Quoted text:
* Start *
Skip to content

Self-Service Slurm Clusters on Kubernetes with Rafay GPU PaaS

In the previous blog, we discussed how Project Slinky bridges the gap between Slurm, the de facto job scheduler in HPC, and Kubernetes, the standard for modern container orchestration.

Project Slinky and Rafay’s GPU Platform-as-a-Service (PaaS) combined provide enterprises and cloud providers with a transformative combination that enables secure, multi-tenant, self-service access to Slurm-based HPC environments on shared Kubernetes clusters. Together, they allow cloud providers and enterprise platform teams to offer Slurm-as-a-Service on Kubernetes—without compromising on performance, usability, or control.

Design


How It Works: Rafay + Slinky

The architecture diagram above illustrates a shared Kubernetes cluster where multiple end users can run independent Slurm workloads using Rafay’s GPU PaaS. This approach ensures users get a consistent and powerful HPC-like experience, without any infrastructure overhead.

1. User Isolation via Namespaces

Each user (e.g., a research scientist, ML engineer, or analytics team) operates in their own Rafay-managed Kubernetes namespace, ensuring strong tenant isolation.

2. Self-Service Provisioning

Using Rafay’s intuitive console or APIs, users can provision their own personal Slinky-enabled Slurm cluster within their namespace, complete with GPU access and workload scheduling logic.
* End *
Information supplied:
* Start *
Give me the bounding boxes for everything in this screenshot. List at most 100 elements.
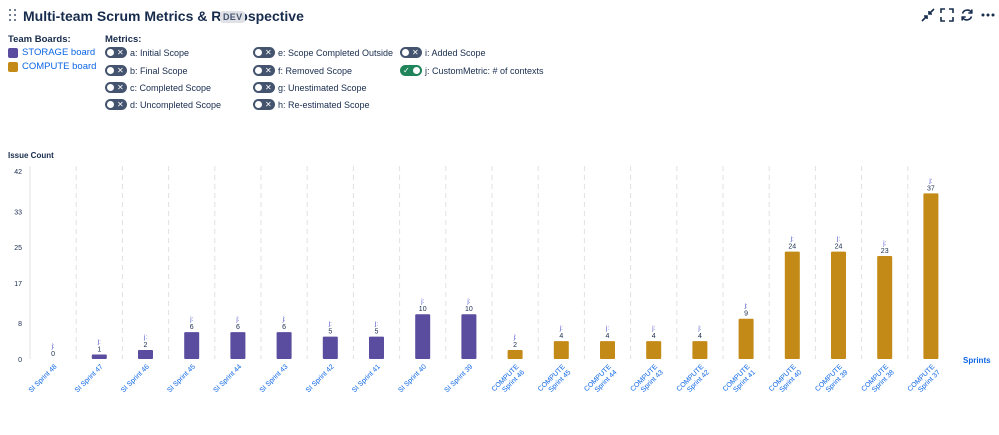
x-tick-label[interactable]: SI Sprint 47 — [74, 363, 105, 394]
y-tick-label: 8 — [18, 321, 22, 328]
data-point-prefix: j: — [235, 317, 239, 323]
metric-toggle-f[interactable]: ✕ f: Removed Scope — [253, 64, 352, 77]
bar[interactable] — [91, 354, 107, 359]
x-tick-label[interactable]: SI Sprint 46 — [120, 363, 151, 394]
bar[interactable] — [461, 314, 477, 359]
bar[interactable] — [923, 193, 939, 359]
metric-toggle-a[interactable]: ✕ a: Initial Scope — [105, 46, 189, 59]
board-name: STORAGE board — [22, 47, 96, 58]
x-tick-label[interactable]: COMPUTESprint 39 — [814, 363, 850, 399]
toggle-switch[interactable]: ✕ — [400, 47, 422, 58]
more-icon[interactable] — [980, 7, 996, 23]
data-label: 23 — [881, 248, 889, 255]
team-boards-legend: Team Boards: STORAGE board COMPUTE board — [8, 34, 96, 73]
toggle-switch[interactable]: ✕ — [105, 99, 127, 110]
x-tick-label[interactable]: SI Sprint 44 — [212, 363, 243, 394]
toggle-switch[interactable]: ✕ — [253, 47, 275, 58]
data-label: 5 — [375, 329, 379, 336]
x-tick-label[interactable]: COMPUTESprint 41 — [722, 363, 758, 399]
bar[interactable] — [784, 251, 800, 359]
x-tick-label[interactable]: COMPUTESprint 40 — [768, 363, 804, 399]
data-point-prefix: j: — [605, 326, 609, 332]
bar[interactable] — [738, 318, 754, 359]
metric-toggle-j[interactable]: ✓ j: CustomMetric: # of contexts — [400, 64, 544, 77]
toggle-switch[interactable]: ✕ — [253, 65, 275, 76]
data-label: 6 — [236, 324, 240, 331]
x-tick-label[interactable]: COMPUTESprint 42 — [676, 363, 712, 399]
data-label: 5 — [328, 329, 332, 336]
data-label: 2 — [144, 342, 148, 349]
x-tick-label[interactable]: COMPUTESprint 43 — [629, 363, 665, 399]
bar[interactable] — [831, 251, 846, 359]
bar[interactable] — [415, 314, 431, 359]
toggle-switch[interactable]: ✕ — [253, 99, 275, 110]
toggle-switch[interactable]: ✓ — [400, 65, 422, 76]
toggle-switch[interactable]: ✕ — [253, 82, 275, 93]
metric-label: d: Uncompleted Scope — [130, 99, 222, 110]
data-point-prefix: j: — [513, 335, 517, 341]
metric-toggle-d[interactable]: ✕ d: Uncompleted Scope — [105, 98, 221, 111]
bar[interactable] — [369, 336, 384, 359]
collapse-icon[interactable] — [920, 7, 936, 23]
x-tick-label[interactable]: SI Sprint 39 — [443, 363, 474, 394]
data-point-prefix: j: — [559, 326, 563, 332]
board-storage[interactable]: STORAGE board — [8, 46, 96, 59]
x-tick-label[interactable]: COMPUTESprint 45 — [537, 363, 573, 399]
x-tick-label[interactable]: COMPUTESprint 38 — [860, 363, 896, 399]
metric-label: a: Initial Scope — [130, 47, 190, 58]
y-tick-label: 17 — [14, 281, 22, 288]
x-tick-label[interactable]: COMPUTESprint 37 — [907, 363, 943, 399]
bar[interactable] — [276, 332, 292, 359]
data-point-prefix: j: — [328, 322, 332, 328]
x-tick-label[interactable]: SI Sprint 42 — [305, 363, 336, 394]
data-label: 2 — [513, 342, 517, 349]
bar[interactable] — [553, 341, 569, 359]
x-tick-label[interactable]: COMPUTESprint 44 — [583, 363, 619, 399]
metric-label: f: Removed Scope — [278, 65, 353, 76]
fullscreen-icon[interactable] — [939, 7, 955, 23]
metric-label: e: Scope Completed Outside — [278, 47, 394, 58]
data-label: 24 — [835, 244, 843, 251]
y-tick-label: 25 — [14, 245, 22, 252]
* End *
Tasks for this exercise:
a – Reproduce the passage of the Slurm-on-Kubernetes article from "1. User Isolation" to "strong tenant isolation.".
b – Extend the Slurm-on-Kubernetes article, beginning right after its final sentence.

Expected outputs:
a –
1. User Isolation via Namespaces

Each user (e.g., a research scientist, ML engineer, or analytics team) operates in their own Rafay-managed Kubernetes namespace, ensuring strong tenant isolation.

b –
3. Rafay Cluster Blueprint

The shared, multi-tenant, host Kubernetes cluster is configured using a Rafay Cluster Blueprint, which encapsulates the following add-ons:

  • The Slinky Slurm Operator Add-on to manage Slurm components
  • GPU-specific add-ons (e.g., NVIDIA drivers, device plugin, monitoring agents)
  • Logging, observability, and policy integrations

4. GPU Infrastructure Abstraction

Rafay GPU PaaS abstracts the complexity of managing GPU-backed worker nodes, enabling seamless autoscaling, intelligent GPU placement, and quota enforcement.

5. Shared Control Plane

All of this runs on a shared Kubernetes cluster, managed either by the enterprise platform team or a cloud provider—optimized for cost and performance.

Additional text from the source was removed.